[begin Listing]
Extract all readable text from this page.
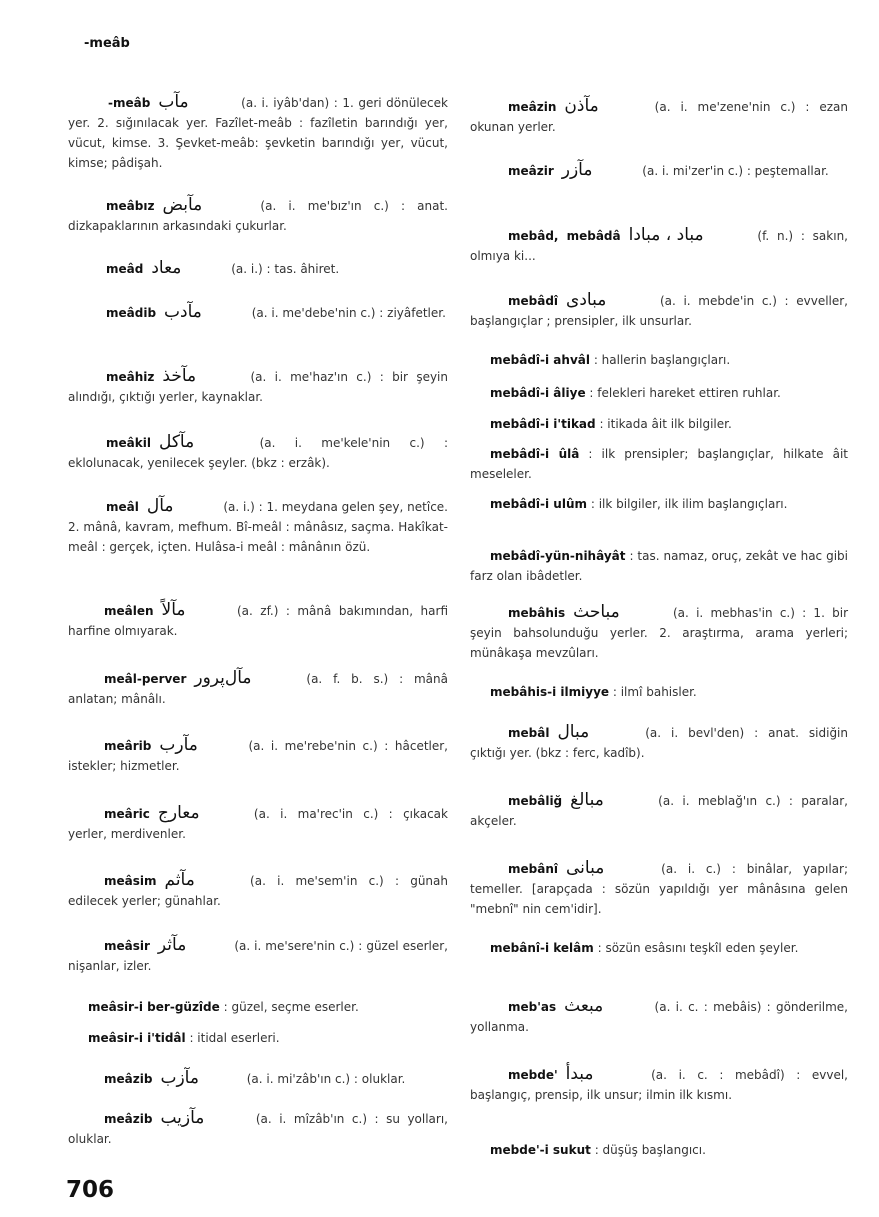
-meâb
-meâb مآب	(a. i. iyâb'dan) : 1. geri dönülecek yer. 2. sığınılacak yer. Fazîlet-meâb : fazîletin barındığı yer, vücut, kimse. 3. Şevket-meâb: şevketin barındığı yer, vücut, kimse; pâdişah.
meâbız مآبض	(a. i. me'bız'ın c.) : anat. dizkapaklarının arkasındaki çukurlar.
meâd معاد	(a. i.) : tas. âhiret.
meâdib مآدب	(a. i. me'debe'nin c.) : ziyâfetler.
meâhiz مآخذ	(a. i. me'haz'ın c.) : bir şeyin alındığı, çıktığı yerler, kaynaklar.
meâkil مآكل	(a. i. me'kele'nin c.) : eklolunacak, yenilecek şeyler. (bkz : erzâk).
meâl مآل	(a. i.) : 1. meydana gelen şey, netîce. 2. mânâ, kavram, mefhum. Bî-meâl : mânâsız, saçma. Hakîkat-meâl : gerçek, içten. Hulâsa-i meâl : mânânın özü.
meâlen مآلاً	(a. zf.) : mânâ bakımından, harfi harfine olmıyarak.
meâl-perver مآل‌پرور	(a. f. b. s.) : mânâ anlatan; mânâlı.
meârib مآرب	(a. i. me'rebe'nin c.) : hâcetler, istekler; hizmetler.
meâric معارج	(a. i. ma'rec'in c.) : çıkacak yerler, merdivenler.
meâsim مآثم	(a. i. me'sem'in c.) : günah edilecek yerler; günahlar.
meâsir مآثر	(a. i. me'sere'nin c.) : güzel eserler, nişanlar, izler.
meâsir-i ber-güzîde : güzel, seçme eserler.
meâsir-i i'tidâl : itidal eserleri.
meâzib مآزب	(a. i. mi'zâb'ın c.) : oluklar.
meâzib مآزيب	(a. i. mîzâb'ın c.) : su yolları, oluklar.
meâzin مآذن	(a. i. me'zene'nin c.) : ezan okunan yerler.
meâzir مآزر	(a. i. mi'zer'in c.) : peştemallar.
mebâd, mebâdâ مباد ، مبادا	(f. n.) : sakın, olmıya ki...
mebâdî مبادى	(a. i. mebde'in c.) : evveller, başlangıçlar ; prensipler, ilk unsurlar.
mebâdî-i ahvâl : hallerin başlangıçları.
mebâdî-i âliye : felekleri hareket ettiren ruhlar.
mebâdî-i i'tikad : itikada âit ilk bilgiler.
mebâdî-i ûlâ : ilk prensipler; başlangıçlar, hilkate âit meseleler.
mebâdî-i ulûm : ilk bilgiler, ilk ilim başlangıçları.
mebâdî-yün-nihâyât : tas. namaz, oruç, zekât ve hac gibi farz olan ibâdetler.
mebâhis مباحث	(a. i. mebhas'in c.) : 1. bir şeyin bahsolunduğu yerler. 2. araştırma, arama yerleri; münâkaşa mevzûları.
mebâhis-i ilmiyye : ilmî bahisler.
mebâl مبال	(a. i. bevl'den) : anat. sidiğin çıktığı yer. (bkz : ferc, kadîb).
mebâliğ مبالغ	(a. i. meblağ'ın c.) : paralar, akçeler.
mebânî مبانى	(a. i. c.) : binâlar, yapılar; temeller. [arapçada : sözün yapıldığı yer mânâsına gelen "mebnî" nin cem'idir].
mebânî-i kelâm : sözün esâsını teşkîl eden şeyler.
meb'as مبعث	(a. i. c. : mebâis) : gönderilme, yollanma.
mebde' مبدأ	(a. i. c. : mebâdî) : evvel, başlangıç, prensip, ilk unsur; ilmin ilk kısmı.
mebde'-i sukut : düşüş başlangıcı.
706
[end Listing]
◆ Exercise description ◆
Write out the listing word for word, omitting the pictures it holds.

◆ Final answer ◆
Extract all readable text from this page.
-meâb
-meâb مآب	(a. i. iyâb'dan) : 1. geri dönülecek yer. 2. sığınılacak yer. Fazîlet-meâb : fazîletin barındığı yer, vücut, kimse. 3. Şevket-meâb: şevketin barındığı yer, vücut, kimse; pâdişah.
meâbız مآبض	(a. i. me'bız'ın c.) : anat. dizkapaklarının arkasındaki çukurlar.
meâd معاد	(a. i.) : tas. âhiret.
meâdib مآدب	(a. i. me'debe'nin c.) : ziyâfetler.
meâhiz مآخذ	(a. i. me'haz'ın c.) : bir şeyin alındığı, çıktığı yerler, kaynaklar.
meâkil مآكل	(a. i. me'kele'nin c.) : eklolunacak, yenilecek şeyler. (bkz : erzâk).
meâl مآل	(a. i.) : 1. meydana gelen şey, netîce. 2. mânâ, kavram, mefhum. Bî-meâl : mânâsız, saçma. Hakîkat-meâl : gerçek, içten. Hulâsa-i meâl : mânânın özü.
meâlen مآلاً	(a. zf.) : mânâ bakımından, harfi harfine olmıyarak.
meâl-perver مآل‌پرور	(a. f. b. s.) : mânâ anlatan; mânâlı.
meârib مآرب	(a. i. me'rebe'nin c.) : hâcetler, istekler; hizmetler.
meâric معارج	(a. i. ma'rec'in c.) : çıkacak yerler, merdivenler.
meâsim مآثم	(a. i. me'sem'in c.) : günah edilecek yerler; günahlar.
meâsir مآثر	(a. i. me'sere'nin c.) : güzel eserler, nişanlar, izler.
meâsir-i ber-güzîde : güzel, seçme eserler.
meâsir-i i'tidâl : itidal eserleri.
meâzib مآزب	(a. i. mi'zâb'ın c.) : oluklar.
meâzib مآزيب	(a. i. mîzâb'ın c.) : su yolları, oluklar.
meâzin مآذن	(a. i. me'zene'nin c.) : ezan okunan yerler.
meâzir مآزر	(a. i. mi'zer'in c.) : peştemallar.
mebâd, mebâdâ مباد ، مبادا	(f. n.) : sakın, olmıya ki...
mebâdî مبادى	(a. i. mebde'in c.) : evveller, başlangıçlar ; prensipler, ilk unsurlar.
mebâdî-i ahvâl : hallerin başlangıçları.
mebâdî-i âliye : felekleri hareket ettiren ruhlar.
mebâdî-i i'tikad : itikada âit ilk bilgiler.
mebâdî-i ûlâ : ilk prensipler; başlangıçlar, hilkate âit meseleler.
mebâdî-i ulûm : ilk bilgiler, ilk ilim başlangıçları.
mebâdî-yün-nihâyât : tas. namaz, oruç, zekât ve hac gibi farz olan ibâdetler.
mebâhis مباحث	(a. i. mebhas'in c.) : 1. bir şeyin bahsolunduğu yerler. 2. araştırma, arama yerleri; münâkaşa mevzûları.
mebâhis-i ilmiyye : ilmî bahisler.
mebâl مبال	(a. i. bevl'den) : anat. sidiğin çıktığı yer. (bkz : ferc, kadîb).
mebâliğ مبالغ	(a. i. meblağ'ın c.) : paralar, akçeler.
mebânî مبانى	(a. i. c.) : binâlar, yapılar; temeller. [arapçada : sözün yapıldığı yer mânâsına gelen "mebnî" nin cem'idir].
mebânî-i kelâm : sözün esâsını teşkîl eden şeyler.
meb'as مبعث	(a. i. c. : mebâis) : gönderilme, yollanma.
mebde' مبدأ	(a. i. c. : mebâdî) : evvel, başlangıç, prensip, ilk unsur; ilmin ilk kısmı.
mebde'-i sukut : düşüş başlangıcı.
706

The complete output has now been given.